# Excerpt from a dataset
════════════════

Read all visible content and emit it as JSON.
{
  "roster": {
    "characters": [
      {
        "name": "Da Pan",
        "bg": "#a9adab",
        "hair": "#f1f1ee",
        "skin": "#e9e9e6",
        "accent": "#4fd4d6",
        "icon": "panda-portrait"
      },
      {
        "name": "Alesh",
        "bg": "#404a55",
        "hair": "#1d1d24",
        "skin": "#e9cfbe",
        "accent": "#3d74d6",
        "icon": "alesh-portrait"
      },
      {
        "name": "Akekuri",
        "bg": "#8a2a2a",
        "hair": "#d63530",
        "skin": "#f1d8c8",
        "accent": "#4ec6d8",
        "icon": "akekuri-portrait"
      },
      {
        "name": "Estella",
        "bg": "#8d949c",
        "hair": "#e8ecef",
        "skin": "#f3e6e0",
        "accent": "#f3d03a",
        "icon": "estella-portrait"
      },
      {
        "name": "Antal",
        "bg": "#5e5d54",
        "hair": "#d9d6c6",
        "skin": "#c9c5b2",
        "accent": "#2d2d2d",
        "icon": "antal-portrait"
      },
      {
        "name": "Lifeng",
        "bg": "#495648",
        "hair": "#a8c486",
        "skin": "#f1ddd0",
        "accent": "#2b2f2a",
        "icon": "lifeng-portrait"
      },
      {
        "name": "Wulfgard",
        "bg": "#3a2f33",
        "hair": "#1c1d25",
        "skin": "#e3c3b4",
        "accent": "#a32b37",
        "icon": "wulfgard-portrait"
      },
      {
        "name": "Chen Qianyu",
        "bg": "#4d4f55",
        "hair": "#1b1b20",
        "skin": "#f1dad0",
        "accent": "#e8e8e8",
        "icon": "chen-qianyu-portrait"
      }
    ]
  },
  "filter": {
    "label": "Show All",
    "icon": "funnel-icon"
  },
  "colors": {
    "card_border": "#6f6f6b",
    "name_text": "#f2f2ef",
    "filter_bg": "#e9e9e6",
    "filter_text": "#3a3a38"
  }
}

════════════════

# Given task
Quote each line above in full, word for word.

# Expected answer
Read all visible content and emit it as JSON.
{
  "roster": {
    "characters": [
      {
        "name": "Da Pan",
        "bg": "#a9adab",
        "hair": "#f1f1ee",
        "skin": "#e9e9e6",
        "accent": "#4fd4d6",
        "icon": "panda-portrait"
      },
      {
        "name": "Alesh",
        "bg": "#404a55",
        "hair": "#1d1d24",
        "skin": "#e9cfbe",
        "accent": "#3d74d6",
        "icon": "alesh-portrait"
      },
      {
        "name": "Akekuri",
        "bg": "#8a2a2a",
        "hair": "#d63530",
        "skin": "#f1d8c8",
        "accent": "#4ec6d8",
        "icon": "akekuri-portrait"
      },
      {
        "name": "Estella",
        "bg": "#8d949c",
        "hair": "#e8ecef",
        "skin": "#f3e6e0",
        "accent": "#f3d03a",
        "icon": "estella-portrait"
      },
      {
        "name": "Antal",
        "bg": "#5e5d54",
        "hair": "#d9d6c6",
        "skin": "#c9c5b2",
        "accent": "#2d2d2d",
        "icon": "antal-portrait"
      },
      {
        "name": "Lifeng",
        "bg": "#495648",
        "hair": "#a8c486",
        "skin": "#f1ddd0",
        "accent": "#2b2f2a",
        "icon": "lifeng-portrait"
      },
      {
        "name": "Wulfgard",
        "bg": "#3a2f33",
        "hair": "#1c1d25",
        "skin": "#e3c3b4",
        "accent": "#a32b37",
        "icon": "wulfgard-portrait"
      },
      {
        "name": "Chen Qianyu",
        "bg": "#4d4f55",
        "hair": "#1b1b20",
        "skin": "#f1dad0",
        "accent": "#e8e8e8",
        "icon": "chen-qianyu-portrait"
      }
    ]
  },
  "filter": {
    "label": "Show All",
    "icon": "funnel-icon"
  },
  "colors": {
    "card_border": "#6f6f6b",
    "name_text": "#f2f2ef",
    "filter_bg": "#e9e9e6",
    "filter_text": "#3a3a38"
  }
}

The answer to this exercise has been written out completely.